— Begin PROVIDED RECORDS —

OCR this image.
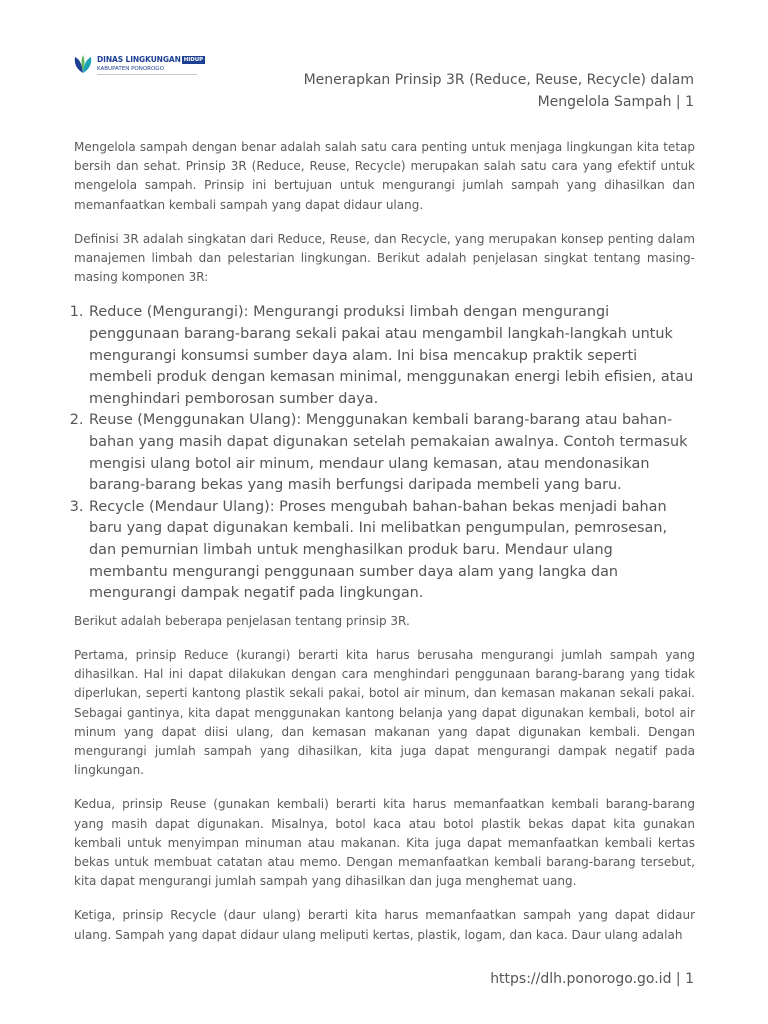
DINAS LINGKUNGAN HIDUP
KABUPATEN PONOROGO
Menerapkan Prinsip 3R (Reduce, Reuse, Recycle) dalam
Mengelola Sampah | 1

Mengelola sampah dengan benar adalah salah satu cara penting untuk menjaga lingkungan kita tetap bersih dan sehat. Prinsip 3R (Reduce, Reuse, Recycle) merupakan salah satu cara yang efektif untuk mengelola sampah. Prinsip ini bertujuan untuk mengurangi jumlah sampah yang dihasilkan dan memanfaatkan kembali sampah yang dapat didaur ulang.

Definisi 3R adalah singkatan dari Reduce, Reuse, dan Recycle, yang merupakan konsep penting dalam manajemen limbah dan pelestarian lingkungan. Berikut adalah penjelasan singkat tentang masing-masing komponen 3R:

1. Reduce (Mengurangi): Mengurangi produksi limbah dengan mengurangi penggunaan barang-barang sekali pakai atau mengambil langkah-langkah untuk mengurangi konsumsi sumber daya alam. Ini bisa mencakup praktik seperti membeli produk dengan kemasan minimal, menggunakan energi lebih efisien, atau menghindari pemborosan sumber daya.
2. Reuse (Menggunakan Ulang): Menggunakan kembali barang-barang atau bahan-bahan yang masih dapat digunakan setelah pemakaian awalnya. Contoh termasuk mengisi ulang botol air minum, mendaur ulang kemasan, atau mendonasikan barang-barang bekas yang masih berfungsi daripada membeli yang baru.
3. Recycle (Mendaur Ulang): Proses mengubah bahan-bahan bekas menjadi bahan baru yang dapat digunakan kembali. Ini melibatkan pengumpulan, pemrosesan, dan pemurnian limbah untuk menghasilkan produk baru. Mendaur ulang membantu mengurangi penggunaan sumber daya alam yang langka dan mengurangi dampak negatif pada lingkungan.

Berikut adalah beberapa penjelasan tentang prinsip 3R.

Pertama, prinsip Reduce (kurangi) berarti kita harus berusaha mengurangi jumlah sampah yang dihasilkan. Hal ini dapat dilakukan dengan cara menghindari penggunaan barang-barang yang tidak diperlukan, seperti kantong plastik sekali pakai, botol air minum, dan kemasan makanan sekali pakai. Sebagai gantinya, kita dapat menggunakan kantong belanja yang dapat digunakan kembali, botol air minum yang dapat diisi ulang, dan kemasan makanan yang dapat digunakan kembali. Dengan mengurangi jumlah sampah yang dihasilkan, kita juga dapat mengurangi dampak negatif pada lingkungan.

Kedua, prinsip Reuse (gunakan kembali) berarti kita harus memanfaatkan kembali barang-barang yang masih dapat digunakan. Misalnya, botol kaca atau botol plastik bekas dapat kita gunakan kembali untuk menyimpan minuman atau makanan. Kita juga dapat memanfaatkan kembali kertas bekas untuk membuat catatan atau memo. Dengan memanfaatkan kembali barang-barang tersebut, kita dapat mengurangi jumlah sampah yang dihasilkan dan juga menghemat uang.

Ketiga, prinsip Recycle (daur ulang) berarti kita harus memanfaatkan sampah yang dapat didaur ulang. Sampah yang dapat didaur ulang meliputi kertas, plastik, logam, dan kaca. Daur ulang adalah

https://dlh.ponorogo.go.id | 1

— End PROVIDED RECORDS —

WRITTEN EXERCISE:
Quote every record above exactly, leaving out any pictures.

COMPLETE RESPONSE:
OCR this image.
DINAS LINGKUNGAN HIDUP
KABUPATEN PONOROGO
Menerapkan Prinsip 3R (Reduce, Reuse, Recycle) dalam
Mengelola Sampah | 1

Mengelola sampah dengan benar adalah salah satu cara penting untuk menjaga lingkungan kita tetap bersih dan sehat. Prinsip 3R (Reduce, Reuse, Recycle) merupakan salah satu cara yang efektif untuk mengelola sampah. Prinsip ini bertujuan untuk mengurangi jumlah sampah yang dihasilkan dan memanfaatkan kembali sampah yang dapat didaur ulang.

Definisi 3R adalah singkatan dari Reduce, Reuse, dan Recycle, yang merupakan konsep penting dalam manajemen limbah dan pelestarian lingkungan. Berikut adalah penjelasan singkat tentang masing-masing komponen 3R:

1. Reduce (Mengurangi): Mengurangi produksi limbah dengan mengurangi penggunaan barang-barang sekali pakai atau mengambil langkah-langkah untuk mengurangi konsumsi sumber daya alam. Ini bisa mencakup praktik seperti membeli produk dengan kemasan minimal, menggunakan energi lebih efisien, atau menghindari pemborosan sumber daya.
2. Reuse (Menggunakan Ulang): Menggunakan kembali barang-barang atau bahan-bahan yang masih dapat digunakan setelah pemakaian awalnya. Contoh termasuk mengisi ulang botol air minum, mendaur ulang kemasan, atau mendonasikan barang-barang bekas yang masih berfungsi daripada membeli yang baru.
3. Recycle (Mendaur Ulang): Proses mengubah bahan-bahan bekas menjadi bahan baru yang dapat digunakan kembali. Ini melibatkan pengumpulan, pemrosesan, dan pemurnian limbah untuk menghasilkan produk baru. Mendaur ulang membantu mengurangi penggunaan sumber daya alam yang langka dan mengurangi dampak negatif pada lingkungan.

Berikut adalah beberapa penjelasan tentang prinsip 3R.

Pertama, prinsip Reduce (kurangi) berarti kita harus berusaha mengurangi jumlah sampah yang dihasilkan. Hal ini dapat dilakukan dengan cara menghindari penggunaan barang-barang yang tidak diperlukan, seperti kantong plastik sekali pakai, botol air minum, dan kemasan makanan sekali pakai. Sebagai gantinya, kita dapat menggunakan kantong belanja yang dapat digunakan kembali, botol air minum yang dapat diisi ulang, dan kemasan makanan yang dapat digunakan kembali. Dengan mengurangi jumlah sampah yang dihasilkan, kita juga dapat mengurangi dampak negatif pada lingkungan.

Kedua, prinsip Reuse (gunakan kembali) berarti kita harus memanfaatkan kembali barang-barang yang masih dapat digunakan. Misalnya, botol kaca atau botol plastik bekas dapat kita gunakan kembali untuk menyimpan minuman atau makanan. Kita juga dapat memanfaatkan kembali kertas bekas untuk membuat catatan atau memo. Dengan memanfaatkan kembali barang-barang tersebut, kita dapat mengurangi jumlah sampah yang dihasilkan dan juga menghemat uang.

Ketiga, prinsip Recycle (daur ulang) berarti kita harus memanfaatkan sampah yang dapat didaur ulang. Sampah yang dapat didaur ulang meliputi kertas, plastik, logam, dan kaca. Daur ulang adalah

https://dlh.ponorogo.go.id | 1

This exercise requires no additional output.